INSTRUCTIONS TO FOLLOW:
The records underneath are to be repeated exactly, with the pictures left out.

DATASET RECORDS:
◆ ◆ ◆ ◆ ◆
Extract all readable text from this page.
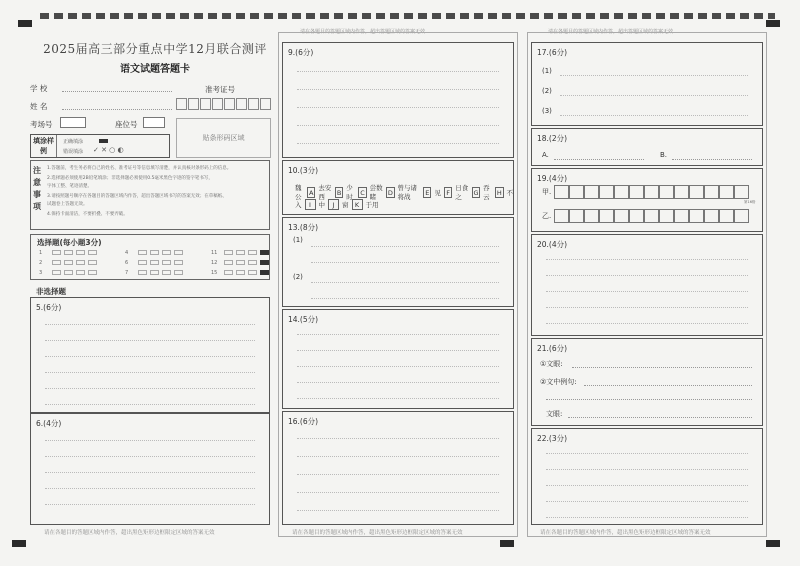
2025届高三部分重点中学12月联合测评
语文试题答题卡
学 校
姓 名
考场号	座位号
准考证号
贴条形码区域
填涂样例
正确填涂
错误填涂 ✓ ✕ ○ ◐
注意事项
1.答题前，考生务必将自己的姓名、准考证号等信息填写清楚，并认真核对条形码上的信息。
2.选择题必须使用2B铅笔填涂；非选择题必须使用0.5毫米黑色字迹的签字笔书写，
字体工整、笔迹清楚。
3.请按照题号顺序在各题目的答题区域内作答，超出答题区域书写的答案无效；在草稿纸、
试题卷上答题无效。
4.保持卡面清洁，不要折叠、不要弄破。
选择题(每小题3分)
1	4	11
2	6	12
3	7	15
非选择题
5.(6分)
6.(4分)
请在各题目的答题区域内作答，超出黑色矩形边框限定区域的答案无效
请在各题目的答题区域内作答，超出答题区域的答案无效
9.(6分)
10.(3分)
魏公
A
去安西
B
少时
C
尝数睹
D
曾与诸将战
E 见 F
日食之
G
吞云
H 不
入	I	中	J	窗 K 于用
13.(8分)
(1)
(2)
14.(5分)
16.(6分)
请在各题目的答题区域内作答，超出黑色矩形边框限定区域的答案无效
请在各题目的答题区域内作答，超出答题区域的答案无效
17.(6分)
(1)
(2)
(3)
18.(2分)
A.	B.
19.(4分)
甲.
乙.
第16格
20.(4分)
21.(6分)
①文眼:
②文中例句:
文眼:
22.(3分)
请在各题目的答题区域内作答，超出黑色矩形边框限定区域的答案无效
◆ ◆ ◆ ◆ ◆
WRITTEN SOLUTION:
Extract all readable text from this page.
2025届高三部分重点中学12月联合测评
语文试题答题卡
学 校
姓 名
考场号	座位号
准考证号
贴条形码区域
填涂样例
正确填涂
错误填涂 ✓ ✕ ○ ◐
注意事项
1.答题前，考生务必将自己的姓名、准考证号等信息填写清楚，并认真核对条形码上的信息。
2.选择题必须使用2B铅笔填涂；非选择题必须使用0.5毫米黑色字迹的签字笔书写，
字体工整、笔迹清楚。
3.请按照题号顺序在各题目的答题区域内作答，超出答题区域书写的答案无效；在草稿纸、
试题卷上答题无效。
4.保持卡面清洁，不要折叠、不要弄破。
选择题(每小题3分)
1	4	11
2	6	12
3	7	15
非选择题
5.(6分)
6.(4分)
请在各题目的答题区域内作答，超出黑色矩形边框限定区域的答案无效
请在各题目的答题区域内作答，超出答题区域的答案无效
9.(6分)
10.(3分)
魏公
A
去安西
B
少时
C
尝数睹
D
曾与诸将战
E 见 F
日食之
G
吞云
H 不
入	I	中	J	窗 K 于用
13.(8分)
(1)
(2)
14.(5分)
16.(6分)
请在各题目的答题区域内作答，超出黑色矩形边框限定区域的答案无效
请在各题目的答题区域内作答，超出答题区域的答案无效
17.(6分)
(1)
(2)
(3)
18.(2分)
A.	B.
19.(4分)
甲.
乙.
第16格
20.(4分)
21.(6分)
①文眼:
②文中例句:
文眼:
22.(3分)
请在各题目的答题区域内作答，超出黑色矩形边框限定区域的答案无效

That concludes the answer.